_Extracted data entries_.
══════════
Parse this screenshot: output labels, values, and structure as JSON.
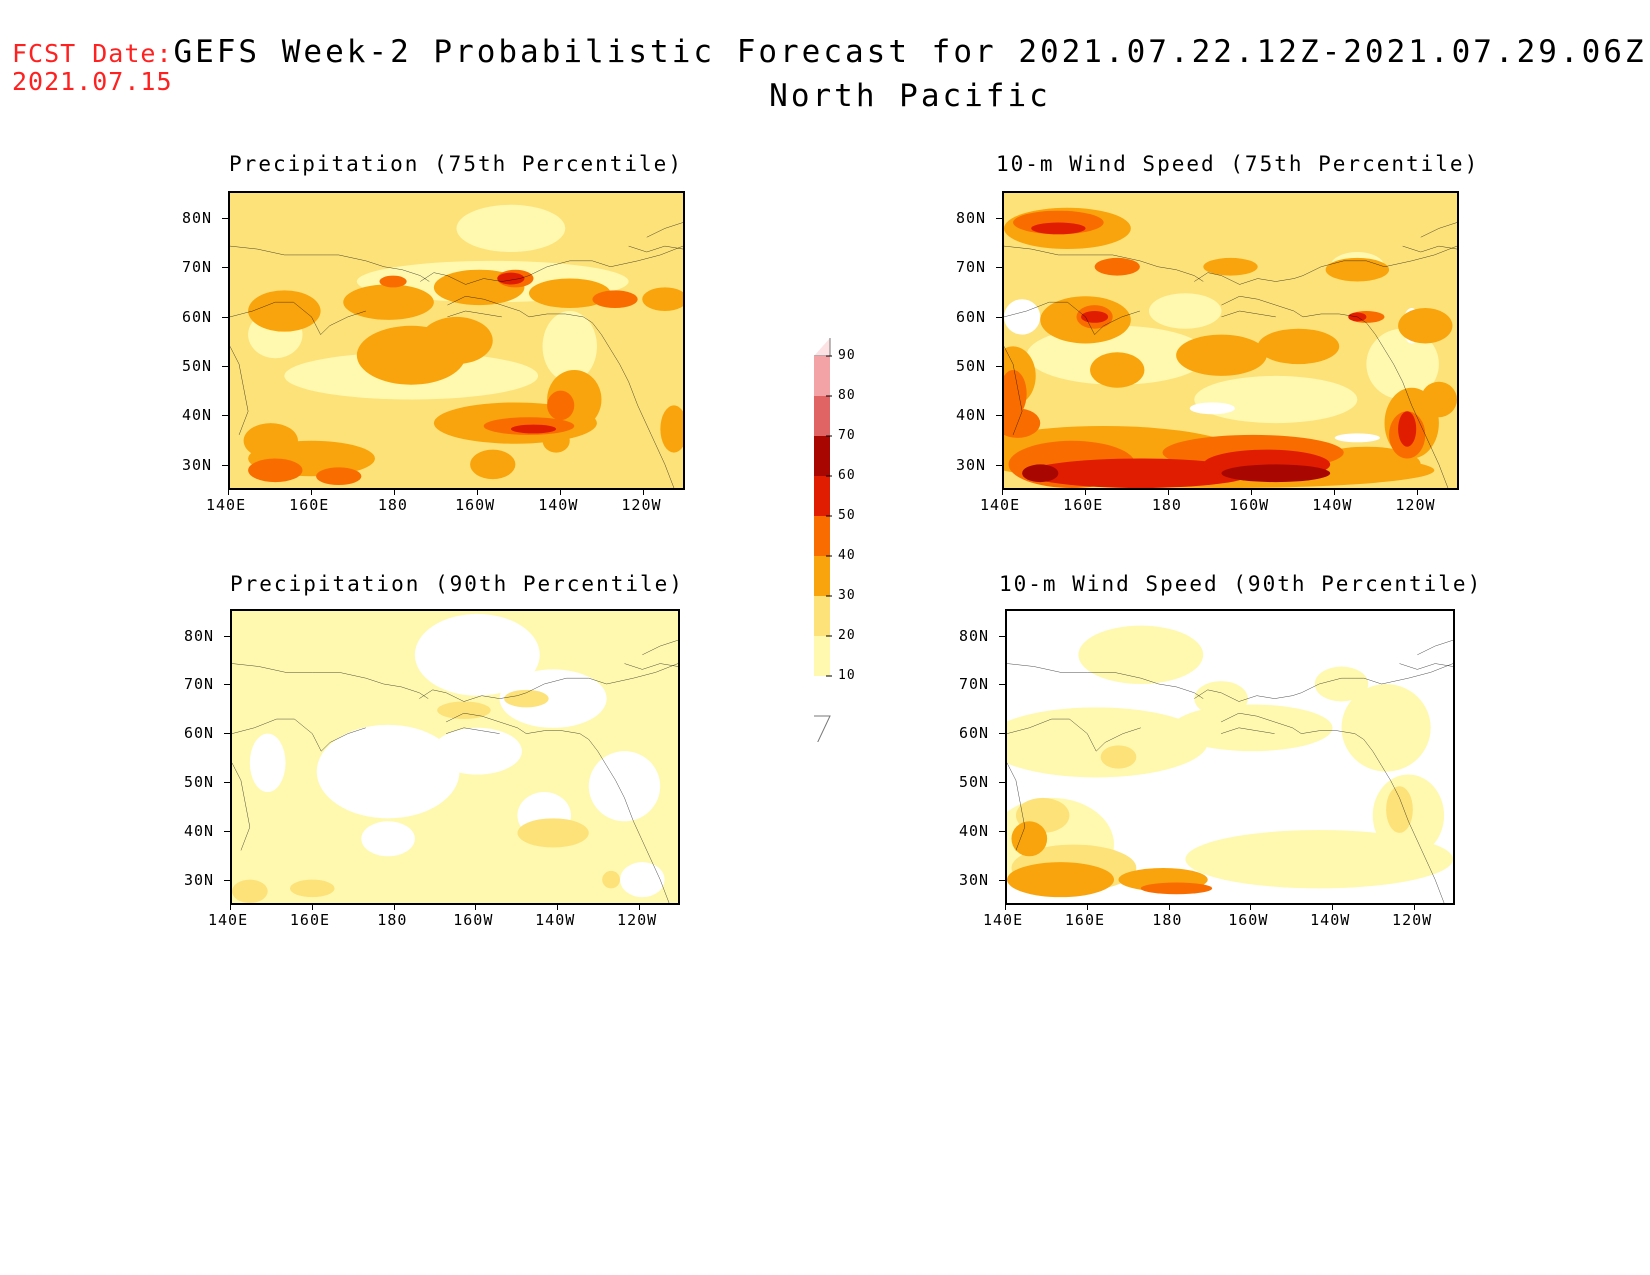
{
  "fcst": {
    "label": "FCST Date:",
    "date": "2021.07.15"
  },
  "header": {
    "title": "GEFS Week-2 Probabilistic Forecast for 2021.07.22.12Z-2021.07.29.06Z",
    "region": "North Pacific"
  },
  "panels": [
    {
      "title": "Precipitation (75th Percentile)",
      "variable": "precipitation",
      "percentile": 75
    },
    {
      "title": "10-m Wind Speed (75th Percentile)",
      "variable": "10-m wind speed",
      "percentile": 75
    },
    {
      "title": "Precipitation (90th Percentile)",
      "variable": "precipitation",
      "percentile": 90
    },
    {
      "title": "10-m Wind Speed (90th Percentile)",
      "variable": "10-m wind speed",
      "percentile": 90
    }
  ],
  "axes": {
    "lat_labels": [
      "80N",
      "70N",
      "60N",
      "50N",
      "40N",
      "30N"
    ],
    "lon_labels": [
      "140E",
      "160E",
      "180",
      "160W",
      "140W",
      "120W"
    ]
  },
  "colorbar": {
    "labels": [
      "90",
      "80",
      "70",
      "60",
      "50",
      "40",
      "30",
      "20",
      "10"
    ],
    "levels": [
      10,
      20,
      30,
      40,
      50,
      60,
      70,
      80,
      90
    ],
    "colors": [
      "#ffffff",
      "#fff9b0",
      "#fde27a",
      "#f9a40c",
      "#f96d00",
      "#e01d00",
      "#a80600",
      "#e06464",
      "#f3a2a6",
      "#fde2e4"
    ]
  }
}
══════════
_Short problem_. Each line above is to be copied verbatim. Drop any image from the copy.

_The completed task_.
Parse this screenshot: output labels, values, and structure as JSON.
{
  "fcst": {
    "label": "FCST Date:",
    "date": "2021.07.15"
  },
  "header": {
    "title": "GEFS Week-2 Probabilistic Forecast for 2021.07.22.12Z-2021.07.29.06Z",
    "region": "North Pacific"
  },
  "panels": [
    {
      "title": "Precipitation (75th Percentile)",
      "variable": "precipitation",
      "percentile": 75
    },
    {
      "title": "10-m Wind Speed (75th Percentile)",
      "variable": "10-m wind speed",
      "percentile": 75
    },
    {
      "title": "Precipitation (90th Percentile)",
      "variable": "precipitation",
      "percentile": 90
    },
    {
      "title": "10-m Wind Speed (90th Percentile)",
      "variable": "10-m wind speed",
      "percentile": 90
    }
  ],
  "axes": {
    "lat_labels": [
      "80N",
      "70N",
      "60N",
      "50N",
      "40N",
      "30N"
    ],
    "lon_labels": [
      "140E",
      "160E",
      "180",
      "160W",
      "140W",
      "120W"
    ]
  },
  "colorbar": {
    "labels": [
      "90",
      "80",
      "70",
      "60",
      "50",
      "40",
      "30",
      "20",
      "10"
    ],
    "levels": [
      10,
      20,
      30,
      40,
      50,
      60,
      70,
      80,
      90
    ],
    "colors": [
      "#ffffff",
      "#fff9b0",
      "#fde27a",
      "#f9a40c",
      "#f96d00",
      "#e01d00",
      "#a80600",
      "#e06464",
      "#f3a2a6",
      "#fde2e4"
    ]
  }
}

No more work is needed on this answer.